Task to complete
Select every line below containing the word "Light".
-----
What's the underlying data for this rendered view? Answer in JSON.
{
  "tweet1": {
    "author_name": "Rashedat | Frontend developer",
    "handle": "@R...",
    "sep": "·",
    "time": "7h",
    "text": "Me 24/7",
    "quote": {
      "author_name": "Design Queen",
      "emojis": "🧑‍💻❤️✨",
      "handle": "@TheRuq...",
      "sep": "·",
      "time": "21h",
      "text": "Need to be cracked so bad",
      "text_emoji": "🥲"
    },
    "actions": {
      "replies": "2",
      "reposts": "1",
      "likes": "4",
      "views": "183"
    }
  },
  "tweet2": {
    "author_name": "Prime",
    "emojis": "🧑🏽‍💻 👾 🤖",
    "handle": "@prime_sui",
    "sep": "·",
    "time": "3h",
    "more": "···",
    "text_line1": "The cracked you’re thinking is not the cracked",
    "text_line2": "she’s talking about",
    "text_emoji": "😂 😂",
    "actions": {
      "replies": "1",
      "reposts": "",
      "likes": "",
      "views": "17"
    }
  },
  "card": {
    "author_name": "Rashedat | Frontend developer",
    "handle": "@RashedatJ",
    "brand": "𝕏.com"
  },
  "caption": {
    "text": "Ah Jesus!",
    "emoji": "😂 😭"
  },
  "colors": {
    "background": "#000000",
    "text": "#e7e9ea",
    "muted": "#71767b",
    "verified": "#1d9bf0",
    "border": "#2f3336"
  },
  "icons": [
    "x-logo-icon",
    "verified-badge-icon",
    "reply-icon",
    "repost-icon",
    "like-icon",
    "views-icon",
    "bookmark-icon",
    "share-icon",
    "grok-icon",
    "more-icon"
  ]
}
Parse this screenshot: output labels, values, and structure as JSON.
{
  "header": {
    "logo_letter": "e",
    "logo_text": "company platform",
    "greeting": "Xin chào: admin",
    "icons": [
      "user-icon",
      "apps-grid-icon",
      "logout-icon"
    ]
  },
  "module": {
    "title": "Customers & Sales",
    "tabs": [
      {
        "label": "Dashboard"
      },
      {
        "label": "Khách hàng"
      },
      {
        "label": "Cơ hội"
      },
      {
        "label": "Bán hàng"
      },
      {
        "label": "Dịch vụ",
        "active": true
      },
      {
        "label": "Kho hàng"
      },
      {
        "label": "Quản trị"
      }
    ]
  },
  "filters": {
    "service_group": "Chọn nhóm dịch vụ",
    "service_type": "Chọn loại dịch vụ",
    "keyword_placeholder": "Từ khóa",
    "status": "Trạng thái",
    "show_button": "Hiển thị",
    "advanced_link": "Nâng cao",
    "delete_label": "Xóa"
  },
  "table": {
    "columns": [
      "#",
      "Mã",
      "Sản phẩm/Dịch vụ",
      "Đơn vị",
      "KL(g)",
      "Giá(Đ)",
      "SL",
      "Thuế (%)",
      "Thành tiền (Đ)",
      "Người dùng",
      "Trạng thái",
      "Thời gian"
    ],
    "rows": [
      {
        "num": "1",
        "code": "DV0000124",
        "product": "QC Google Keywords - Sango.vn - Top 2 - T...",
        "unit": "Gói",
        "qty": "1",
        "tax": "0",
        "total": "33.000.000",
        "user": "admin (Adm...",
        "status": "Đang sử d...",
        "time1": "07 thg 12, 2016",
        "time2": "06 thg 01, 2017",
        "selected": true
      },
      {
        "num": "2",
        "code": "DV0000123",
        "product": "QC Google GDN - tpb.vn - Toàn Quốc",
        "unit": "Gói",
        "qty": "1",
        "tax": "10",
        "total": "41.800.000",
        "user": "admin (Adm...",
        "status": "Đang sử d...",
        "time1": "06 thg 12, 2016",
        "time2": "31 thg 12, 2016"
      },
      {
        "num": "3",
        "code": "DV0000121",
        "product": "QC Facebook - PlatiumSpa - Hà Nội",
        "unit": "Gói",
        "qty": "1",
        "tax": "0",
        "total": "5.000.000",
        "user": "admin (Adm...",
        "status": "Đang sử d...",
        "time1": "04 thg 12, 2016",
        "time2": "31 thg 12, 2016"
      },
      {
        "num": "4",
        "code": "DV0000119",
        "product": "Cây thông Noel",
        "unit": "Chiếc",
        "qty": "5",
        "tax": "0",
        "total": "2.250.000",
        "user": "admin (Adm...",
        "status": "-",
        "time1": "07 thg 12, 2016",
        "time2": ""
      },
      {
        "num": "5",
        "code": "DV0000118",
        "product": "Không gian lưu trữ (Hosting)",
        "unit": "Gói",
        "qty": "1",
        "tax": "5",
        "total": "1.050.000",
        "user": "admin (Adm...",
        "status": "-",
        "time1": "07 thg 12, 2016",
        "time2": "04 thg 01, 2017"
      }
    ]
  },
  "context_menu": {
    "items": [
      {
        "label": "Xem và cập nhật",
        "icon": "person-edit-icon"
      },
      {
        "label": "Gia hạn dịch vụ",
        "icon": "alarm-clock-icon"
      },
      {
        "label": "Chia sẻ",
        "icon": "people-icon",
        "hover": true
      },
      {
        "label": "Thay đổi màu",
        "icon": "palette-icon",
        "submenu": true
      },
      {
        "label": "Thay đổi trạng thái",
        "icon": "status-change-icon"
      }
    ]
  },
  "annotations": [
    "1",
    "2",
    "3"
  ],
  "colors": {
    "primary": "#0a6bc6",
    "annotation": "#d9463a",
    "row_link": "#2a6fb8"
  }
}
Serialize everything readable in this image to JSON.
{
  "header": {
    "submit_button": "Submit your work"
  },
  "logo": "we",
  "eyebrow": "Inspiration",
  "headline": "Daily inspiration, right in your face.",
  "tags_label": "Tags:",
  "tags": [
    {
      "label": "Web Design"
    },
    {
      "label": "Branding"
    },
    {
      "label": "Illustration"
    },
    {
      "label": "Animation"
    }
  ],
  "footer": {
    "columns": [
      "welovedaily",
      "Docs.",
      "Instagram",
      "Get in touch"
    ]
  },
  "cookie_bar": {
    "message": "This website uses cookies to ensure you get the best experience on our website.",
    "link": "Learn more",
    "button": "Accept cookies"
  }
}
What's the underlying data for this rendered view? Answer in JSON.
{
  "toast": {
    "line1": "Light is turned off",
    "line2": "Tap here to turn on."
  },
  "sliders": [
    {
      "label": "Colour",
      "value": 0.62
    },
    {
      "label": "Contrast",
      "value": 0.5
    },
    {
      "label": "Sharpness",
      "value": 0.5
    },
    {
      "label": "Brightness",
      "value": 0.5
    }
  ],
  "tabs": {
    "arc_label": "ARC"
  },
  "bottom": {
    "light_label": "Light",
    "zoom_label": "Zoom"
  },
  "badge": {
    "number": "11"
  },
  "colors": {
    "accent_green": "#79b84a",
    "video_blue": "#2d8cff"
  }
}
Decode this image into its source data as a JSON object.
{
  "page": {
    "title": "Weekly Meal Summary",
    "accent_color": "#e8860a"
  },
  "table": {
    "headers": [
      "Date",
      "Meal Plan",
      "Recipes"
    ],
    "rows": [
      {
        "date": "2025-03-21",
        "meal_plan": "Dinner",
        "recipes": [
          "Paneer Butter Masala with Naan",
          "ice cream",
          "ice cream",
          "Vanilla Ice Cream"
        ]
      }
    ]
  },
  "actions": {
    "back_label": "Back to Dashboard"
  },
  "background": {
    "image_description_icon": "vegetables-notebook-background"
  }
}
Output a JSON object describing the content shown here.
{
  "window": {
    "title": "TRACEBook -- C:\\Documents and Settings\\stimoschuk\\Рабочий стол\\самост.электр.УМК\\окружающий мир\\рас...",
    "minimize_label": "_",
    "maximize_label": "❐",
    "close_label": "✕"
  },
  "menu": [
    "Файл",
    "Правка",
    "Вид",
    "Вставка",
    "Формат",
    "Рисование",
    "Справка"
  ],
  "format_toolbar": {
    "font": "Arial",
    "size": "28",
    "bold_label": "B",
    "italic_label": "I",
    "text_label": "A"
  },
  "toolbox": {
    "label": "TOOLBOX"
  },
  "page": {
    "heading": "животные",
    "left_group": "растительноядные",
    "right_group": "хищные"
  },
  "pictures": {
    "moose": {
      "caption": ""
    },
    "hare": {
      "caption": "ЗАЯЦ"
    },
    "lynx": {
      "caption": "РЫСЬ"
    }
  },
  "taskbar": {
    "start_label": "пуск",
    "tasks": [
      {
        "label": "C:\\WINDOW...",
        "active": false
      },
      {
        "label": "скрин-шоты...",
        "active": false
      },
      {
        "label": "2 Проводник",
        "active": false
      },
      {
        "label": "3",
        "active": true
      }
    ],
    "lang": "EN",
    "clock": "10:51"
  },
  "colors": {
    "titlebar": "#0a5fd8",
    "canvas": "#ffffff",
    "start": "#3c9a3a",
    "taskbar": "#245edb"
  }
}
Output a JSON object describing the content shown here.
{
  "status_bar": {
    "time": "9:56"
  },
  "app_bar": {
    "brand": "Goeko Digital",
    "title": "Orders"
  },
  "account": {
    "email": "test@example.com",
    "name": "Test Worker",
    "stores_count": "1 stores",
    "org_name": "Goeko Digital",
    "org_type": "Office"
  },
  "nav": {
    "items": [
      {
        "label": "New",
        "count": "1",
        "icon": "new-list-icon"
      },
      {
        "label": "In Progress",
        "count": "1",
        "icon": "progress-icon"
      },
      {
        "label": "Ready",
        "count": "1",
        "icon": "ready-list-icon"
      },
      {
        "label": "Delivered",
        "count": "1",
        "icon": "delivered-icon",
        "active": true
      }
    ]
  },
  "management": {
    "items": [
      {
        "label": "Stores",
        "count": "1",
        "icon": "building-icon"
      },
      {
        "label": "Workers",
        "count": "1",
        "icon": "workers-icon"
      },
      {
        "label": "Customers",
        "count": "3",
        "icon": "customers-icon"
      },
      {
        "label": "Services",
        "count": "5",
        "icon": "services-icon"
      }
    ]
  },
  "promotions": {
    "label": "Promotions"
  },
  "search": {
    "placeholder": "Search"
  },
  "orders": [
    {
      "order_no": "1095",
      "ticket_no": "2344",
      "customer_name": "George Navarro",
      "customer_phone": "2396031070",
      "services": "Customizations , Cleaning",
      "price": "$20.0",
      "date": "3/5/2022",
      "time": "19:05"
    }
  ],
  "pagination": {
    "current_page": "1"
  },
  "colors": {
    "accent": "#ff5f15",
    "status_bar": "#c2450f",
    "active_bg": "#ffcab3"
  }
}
-----
Exercise output
    "line1": "Light is turned off",
    "light_label": "Light",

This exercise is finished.